» TASK REQUIREMENTS
Pick every line from the data below that contains the string "Overall" and copy it.

» RECORDS PROVIDED
# # #

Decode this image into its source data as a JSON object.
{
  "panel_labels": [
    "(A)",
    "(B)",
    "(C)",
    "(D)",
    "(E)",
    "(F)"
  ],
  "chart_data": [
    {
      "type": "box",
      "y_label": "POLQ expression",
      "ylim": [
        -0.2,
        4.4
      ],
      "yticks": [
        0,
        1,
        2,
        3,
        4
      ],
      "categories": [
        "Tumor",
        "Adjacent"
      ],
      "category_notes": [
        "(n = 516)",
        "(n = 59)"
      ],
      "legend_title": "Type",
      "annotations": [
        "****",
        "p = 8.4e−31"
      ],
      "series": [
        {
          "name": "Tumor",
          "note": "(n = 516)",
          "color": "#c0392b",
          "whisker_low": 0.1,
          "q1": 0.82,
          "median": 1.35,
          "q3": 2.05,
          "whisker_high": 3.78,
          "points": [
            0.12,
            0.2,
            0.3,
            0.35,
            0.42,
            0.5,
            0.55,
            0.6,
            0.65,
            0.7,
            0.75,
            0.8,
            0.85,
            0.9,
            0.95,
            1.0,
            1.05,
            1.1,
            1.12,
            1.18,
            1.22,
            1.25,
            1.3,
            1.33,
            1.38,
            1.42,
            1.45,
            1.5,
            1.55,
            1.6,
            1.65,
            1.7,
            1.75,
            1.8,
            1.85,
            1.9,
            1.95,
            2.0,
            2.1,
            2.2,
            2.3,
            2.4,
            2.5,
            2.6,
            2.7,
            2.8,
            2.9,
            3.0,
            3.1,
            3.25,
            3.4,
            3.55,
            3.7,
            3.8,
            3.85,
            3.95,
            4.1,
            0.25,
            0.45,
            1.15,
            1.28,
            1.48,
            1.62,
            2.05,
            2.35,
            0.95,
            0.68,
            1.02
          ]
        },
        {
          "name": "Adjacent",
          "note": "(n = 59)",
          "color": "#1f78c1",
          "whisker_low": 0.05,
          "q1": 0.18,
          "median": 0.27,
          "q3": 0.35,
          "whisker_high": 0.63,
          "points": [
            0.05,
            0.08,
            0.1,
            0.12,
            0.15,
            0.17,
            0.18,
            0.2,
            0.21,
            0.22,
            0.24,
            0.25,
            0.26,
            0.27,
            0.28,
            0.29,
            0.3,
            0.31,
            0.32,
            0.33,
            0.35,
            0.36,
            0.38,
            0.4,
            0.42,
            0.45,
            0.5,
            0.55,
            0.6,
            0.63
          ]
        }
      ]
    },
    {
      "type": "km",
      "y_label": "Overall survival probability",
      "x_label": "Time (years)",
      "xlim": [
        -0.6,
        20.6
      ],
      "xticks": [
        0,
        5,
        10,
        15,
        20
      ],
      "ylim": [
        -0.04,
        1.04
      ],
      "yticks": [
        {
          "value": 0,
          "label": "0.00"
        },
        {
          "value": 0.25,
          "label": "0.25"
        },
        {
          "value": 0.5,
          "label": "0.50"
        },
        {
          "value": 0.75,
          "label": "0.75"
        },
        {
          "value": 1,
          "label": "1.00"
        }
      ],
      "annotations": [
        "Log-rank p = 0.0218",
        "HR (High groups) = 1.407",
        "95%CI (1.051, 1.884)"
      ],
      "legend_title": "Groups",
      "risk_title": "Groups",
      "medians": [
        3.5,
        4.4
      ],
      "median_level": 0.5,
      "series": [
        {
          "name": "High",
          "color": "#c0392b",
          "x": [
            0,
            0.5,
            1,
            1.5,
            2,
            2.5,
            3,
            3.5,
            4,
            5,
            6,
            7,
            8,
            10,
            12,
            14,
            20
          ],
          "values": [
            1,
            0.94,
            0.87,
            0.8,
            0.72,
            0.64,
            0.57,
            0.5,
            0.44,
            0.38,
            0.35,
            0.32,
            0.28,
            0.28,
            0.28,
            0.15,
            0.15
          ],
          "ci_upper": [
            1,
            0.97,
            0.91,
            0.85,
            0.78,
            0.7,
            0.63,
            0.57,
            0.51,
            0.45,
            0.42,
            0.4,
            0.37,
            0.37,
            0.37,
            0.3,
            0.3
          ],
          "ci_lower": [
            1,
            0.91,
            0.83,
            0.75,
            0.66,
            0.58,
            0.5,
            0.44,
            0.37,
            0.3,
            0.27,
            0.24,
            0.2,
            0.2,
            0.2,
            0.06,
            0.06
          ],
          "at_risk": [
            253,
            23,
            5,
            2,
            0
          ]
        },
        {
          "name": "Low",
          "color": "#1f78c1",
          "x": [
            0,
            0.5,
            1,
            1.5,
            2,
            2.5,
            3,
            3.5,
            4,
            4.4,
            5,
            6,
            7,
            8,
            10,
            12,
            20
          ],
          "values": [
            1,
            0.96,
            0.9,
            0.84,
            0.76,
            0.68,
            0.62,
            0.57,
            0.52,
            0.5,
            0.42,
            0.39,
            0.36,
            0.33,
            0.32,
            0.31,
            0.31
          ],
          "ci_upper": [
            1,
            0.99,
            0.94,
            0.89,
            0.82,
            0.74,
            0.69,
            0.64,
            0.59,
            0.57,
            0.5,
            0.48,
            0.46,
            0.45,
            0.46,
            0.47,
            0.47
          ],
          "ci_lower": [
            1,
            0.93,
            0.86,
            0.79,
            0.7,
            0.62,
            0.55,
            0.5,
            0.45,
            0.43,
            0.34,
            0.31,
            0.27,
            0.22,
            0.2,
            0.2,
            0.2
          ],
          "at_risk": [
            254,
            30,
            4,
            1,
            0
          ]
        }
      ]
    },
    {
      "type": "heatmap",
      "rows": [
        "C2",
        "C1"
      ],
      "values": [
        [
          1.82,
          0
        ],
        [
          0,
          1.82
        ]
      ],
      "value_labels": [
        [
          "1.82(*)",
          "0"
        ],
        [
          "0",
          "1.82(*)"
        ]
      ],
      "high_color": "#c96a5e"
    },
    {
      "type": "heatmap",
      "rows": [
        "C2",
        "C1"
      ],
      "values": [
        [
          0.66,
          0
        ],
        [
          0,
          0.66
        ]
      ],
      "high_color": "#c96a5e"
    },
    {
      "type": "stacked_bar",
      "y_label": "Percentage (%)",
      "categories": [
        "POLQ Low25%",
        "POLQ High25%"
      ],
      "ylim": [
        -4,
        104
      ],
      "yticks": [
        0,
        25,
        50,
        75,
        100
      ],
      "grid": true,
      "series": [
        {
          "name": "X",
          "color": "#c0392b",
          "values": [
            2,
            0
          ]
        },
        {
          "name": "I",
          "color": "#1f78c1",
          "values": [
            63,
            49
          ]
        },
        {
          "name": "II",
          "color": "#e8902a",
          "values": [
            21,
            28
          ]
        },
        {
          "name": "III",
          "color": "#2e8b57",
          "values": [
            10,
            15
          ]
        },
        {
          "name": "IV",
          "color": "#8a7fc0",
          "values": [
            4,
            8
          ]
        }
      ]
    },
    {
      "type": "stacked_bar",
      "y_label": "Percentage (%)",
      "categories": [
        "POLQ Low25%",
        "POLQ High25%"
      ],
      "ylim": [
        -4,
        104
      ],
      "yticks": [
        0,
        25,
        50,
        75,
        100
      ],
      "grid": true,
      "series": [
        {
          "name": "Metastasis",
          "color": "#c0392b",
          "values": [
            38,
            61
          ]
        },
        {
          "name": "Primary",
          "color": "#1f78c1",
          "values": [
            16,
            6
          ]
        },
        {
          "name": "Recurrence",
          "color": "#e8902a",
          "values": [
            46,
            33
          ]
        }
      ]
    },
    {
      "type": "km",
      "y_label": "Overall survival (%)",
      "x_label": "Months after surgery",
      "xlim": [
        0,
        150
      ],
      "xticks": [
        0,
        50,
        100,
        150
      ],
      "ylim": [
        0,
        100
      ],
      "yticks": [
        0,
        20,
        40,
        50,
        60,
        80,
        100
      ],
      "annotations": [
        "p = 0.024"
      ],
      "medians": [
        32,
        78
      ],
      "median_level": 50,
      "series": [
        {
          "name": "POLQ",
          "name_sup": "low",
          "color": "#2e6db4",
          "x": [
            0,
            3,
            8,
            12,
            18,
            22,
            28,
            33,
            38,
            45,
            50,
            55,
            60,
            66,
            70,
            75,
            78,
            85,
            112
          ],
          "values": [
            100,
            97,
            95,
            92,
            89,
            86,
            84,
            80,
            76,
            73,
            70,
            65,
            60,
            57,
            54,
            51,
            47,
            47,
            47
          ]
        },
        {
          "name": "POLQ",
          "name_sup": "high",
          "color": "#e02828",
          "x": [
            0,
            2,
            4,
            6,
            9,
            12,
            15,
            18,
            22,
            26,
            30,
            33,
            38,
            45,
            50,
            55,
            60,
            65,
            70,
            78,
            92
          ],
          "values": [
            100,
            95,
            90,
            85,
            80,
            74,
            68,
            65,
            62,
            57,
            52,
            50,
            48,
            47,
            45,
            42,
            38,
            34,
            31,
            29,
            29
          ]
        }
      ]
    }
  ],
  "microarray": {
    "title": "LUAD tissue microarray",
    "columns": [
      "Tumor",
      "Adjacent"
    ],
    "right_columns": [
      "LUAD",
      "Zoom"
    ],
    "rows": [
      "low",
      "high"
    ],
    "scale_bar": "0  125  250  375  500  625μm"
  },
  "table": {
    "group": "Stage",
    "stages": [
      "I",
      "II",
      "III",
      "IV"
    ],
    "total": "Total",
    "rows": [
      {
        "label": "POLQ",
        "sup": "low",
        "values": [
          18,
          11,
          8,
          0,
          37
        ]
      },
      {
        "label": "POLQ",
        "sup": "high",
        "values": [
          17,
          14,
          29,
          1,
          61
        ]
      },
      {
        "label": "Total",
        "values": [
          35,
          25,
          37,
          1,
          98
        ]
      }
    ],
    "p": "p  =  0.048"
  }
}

# # #

» RESPONSE TO THE TASK
      "y_label": "Overall survival probability",
      "y_label": "Overall survival (%)",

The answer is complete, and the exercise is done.